TASKS TO COMPLETE -
A. In the post about the Everly Brothers:
(i) Which years does it say the duo topped the charts?
(ii) What stage name did the writer and John perform under?
(iii) Which song does it name as the Everly Brothers' last top ten hit?
B. Retype the Everly Brothers post from "Sunday, August 29, 2021" up to and including "in show business.".

====== READING PASSAGE ======

Sunday, August 29, 2021

Bye Bye Love

Early Everly Brothers, Phil standing, Don seated.

When Don Everly of the Everly Brothers died this week, it swept me back to midcentury America when the pop duo topped the charts from 1957 through 1962. It was a remarkable run that spawned a legion of schoolboy musicians like my singing partner John Ellsworth and me. More than any other act the Everlys propelled us into our five-year adventure in show business.

The Everlys' sweet harmonies spoke to us and soon we had covered all their songs. We'd sit in John’s living room, put a 45 on his record player and play a few bars, John would lift the needle and we’d hurriedly transcribe the lyrics and learn the song line by line. We’d find the key, hunt and peck for the chords and, voila, we had a new song in our arsenal. It was easy in the days of three chord compositions.

Steve, John and Toby Constance about 1962.

Whether in our short-lived rock period or in our three-year folk odyssey harmony was the heart of our music. That's thanks to Phil and Don Everly and later to the folk duo Bud and Travis. Bud Dashiell and Travis Edmonson had but one chart topper, On a Cloudy Afternoon, written by Edmonson. While the Everlys had 17 top ten records between 1957 and 1962. Bud and Travis's harmonies and mastery of the Mexican guitar inspired us as much as Phil and Don. From their songbook came much of our folk playlist along with a smattering of Kingston Trio hits and a handful of our own tunes. Even our stage name Kelly and John arose from our infatuation with Bud and Travis. At least one of us thought Kelly and John was more distinctive than Steve and John or, for that matter, John and Steve.

It’s hard to fathom that we were near contemporaries of Phil and Don Everly. Don was born in 1937 and Phil in 1940. My singing partner John and I were both born in 1941. With their musician parents the Everly Brothers began performing on the radio in the late forties. While still in high school they began writing and recording their own material. Then in 1957 at the ages of 18 and 20 they recorded their first hit Bye Bye Love. It was number two in the country. That was followed by 16 Top Ten Hits before the music stopped in 1963. The first seven hits were written by the husband and wife team of Felice and Boudleaux Bryant. Problems at #2 in 1962 was written by Don Everly, the first by one of the brothers.

That’s Old Fashioned in 1962 was the Everly Brothers' last top ten hit. And the 1984 song On the Wings of a Nightingale by Paul McCartney was the last Everly Brothers song to chart at all.

====== EXCERPTED RECORDS ======

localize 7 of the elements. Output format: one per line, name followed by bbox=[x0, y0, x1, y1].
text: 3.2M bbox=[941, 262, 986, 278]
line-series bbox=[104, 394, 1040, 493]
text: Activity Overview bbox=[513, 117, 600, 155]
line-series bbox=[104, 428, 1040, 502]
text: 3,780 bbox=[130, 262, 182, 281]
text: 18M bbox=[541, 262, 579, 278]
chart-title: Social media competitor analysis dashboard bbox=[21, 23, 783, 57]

======

ANSWERS -
A.
(i) From 1957 through 1962.
(ii) Kelly and John.
(iii) That's Old Fashioned, in 1962.

B.
Sunday, August 29, 2021

Bye Bye Love

Early Everly Brothers, Phil standing, Don seated.

When Don Everly of the Everly Brothers died this week, it swept me back to midcentury America when the pop duo topped the charts from 1957 through 1962. It was a remarkable run that spawned a legion of schoolboy musicians like my singing partner John Ellsworth and me. More than any other act the Everlys propelled us into our five-year adventure in show business.